● WHAT YOU NEED TO DO
Copy each line of the records that holds the string "page".

[BEGIN]

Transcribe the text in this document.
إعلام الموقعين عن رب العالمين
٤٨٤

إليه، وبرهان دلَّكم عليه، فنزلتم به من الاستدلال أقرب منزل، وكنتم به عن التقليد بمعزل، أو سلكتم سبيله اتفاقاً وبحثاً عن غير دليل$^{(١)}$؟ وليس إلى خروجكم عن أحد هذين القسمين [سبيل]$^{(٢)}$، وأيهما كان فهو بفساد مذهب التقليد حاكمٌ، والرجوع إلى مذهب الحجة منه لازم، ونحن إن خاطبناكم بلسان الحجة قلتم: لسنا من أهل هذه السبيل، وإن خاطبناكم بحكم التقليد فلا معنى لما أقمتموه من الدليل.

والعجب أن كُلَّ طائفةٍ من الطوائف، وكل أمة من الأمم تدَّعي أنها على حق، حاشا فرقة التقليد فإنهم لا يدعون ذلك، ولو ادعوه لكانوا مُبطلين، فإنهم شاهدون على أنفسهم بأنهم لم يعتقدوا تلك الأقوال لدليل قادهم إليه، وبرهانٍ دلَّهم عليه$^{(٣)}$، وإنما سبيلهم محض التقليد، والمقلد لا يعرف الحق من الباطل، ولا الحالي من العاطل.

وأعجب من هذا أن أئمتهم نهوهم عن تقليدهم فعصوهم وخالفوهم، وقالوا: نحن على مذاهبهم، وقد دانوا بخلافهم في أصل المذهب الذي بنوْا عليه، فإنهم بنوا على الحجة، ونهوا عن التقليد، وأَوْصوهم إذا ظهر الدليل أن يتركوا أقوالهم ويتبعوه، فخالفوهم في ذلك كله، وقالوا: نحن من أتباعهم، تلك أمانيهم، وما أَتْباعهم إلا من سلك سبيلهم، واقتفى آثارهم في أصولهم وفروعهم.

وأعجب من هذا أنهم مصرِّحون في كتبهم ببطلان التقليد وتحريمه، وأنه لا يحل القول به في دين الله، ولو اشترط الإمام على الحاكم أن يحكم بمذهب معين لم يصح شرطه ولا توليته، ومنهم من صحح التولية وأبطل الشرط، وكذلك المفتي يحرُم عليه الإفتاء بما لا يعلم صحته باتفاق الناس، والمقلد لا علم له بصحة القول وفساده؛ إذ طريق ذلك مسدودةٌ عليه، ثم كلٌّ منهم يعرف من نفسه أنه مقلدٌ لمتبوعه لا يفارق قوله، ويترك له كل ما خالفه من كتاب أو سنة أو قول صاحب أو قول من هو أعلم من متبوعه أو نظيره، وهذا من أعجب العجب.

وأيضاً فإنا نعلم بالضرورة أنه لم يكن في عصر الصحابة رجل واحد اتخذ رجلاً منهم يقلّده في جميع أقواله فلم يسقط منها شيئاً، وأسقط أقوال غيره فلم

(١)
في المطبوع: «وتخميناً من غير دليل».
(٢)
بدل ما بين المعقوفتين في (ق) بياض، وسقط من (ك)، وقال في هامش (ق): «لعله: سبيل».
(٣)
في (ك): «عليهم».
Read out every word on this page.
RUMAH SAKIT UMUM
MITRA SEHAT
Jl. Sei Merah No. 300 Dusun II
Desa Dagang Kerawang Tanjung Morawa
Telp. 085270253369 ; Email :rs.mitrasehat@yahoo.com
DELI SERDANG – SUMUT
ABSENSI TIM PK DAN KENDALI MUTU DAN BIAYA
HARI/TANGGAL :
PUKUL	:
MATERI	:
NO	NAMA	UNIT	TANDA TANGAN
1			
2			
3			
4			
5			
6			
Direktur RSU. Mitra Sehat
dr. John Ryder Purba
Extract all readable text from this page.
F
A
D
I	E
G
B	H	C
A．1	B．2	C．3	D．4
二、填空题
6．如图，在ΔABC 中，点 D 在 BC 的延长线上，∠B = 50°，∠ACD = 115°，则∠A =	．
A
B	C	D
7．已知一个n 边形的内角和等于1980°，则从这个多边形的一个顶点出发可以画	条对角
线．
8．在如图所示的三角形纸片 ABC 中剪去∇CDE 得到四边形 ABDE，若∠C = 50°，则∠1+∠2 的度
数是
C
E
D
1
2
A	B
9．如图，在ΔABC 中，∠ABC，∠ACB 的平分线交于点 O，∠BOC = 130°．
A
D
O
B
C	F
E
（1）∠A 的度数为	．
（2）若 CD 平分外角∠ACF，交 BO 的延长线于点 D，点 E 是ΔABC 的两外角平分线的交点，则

[END]

● REPLY TO THE TASK
Read out every word on this page.
Extract all readable text from this page.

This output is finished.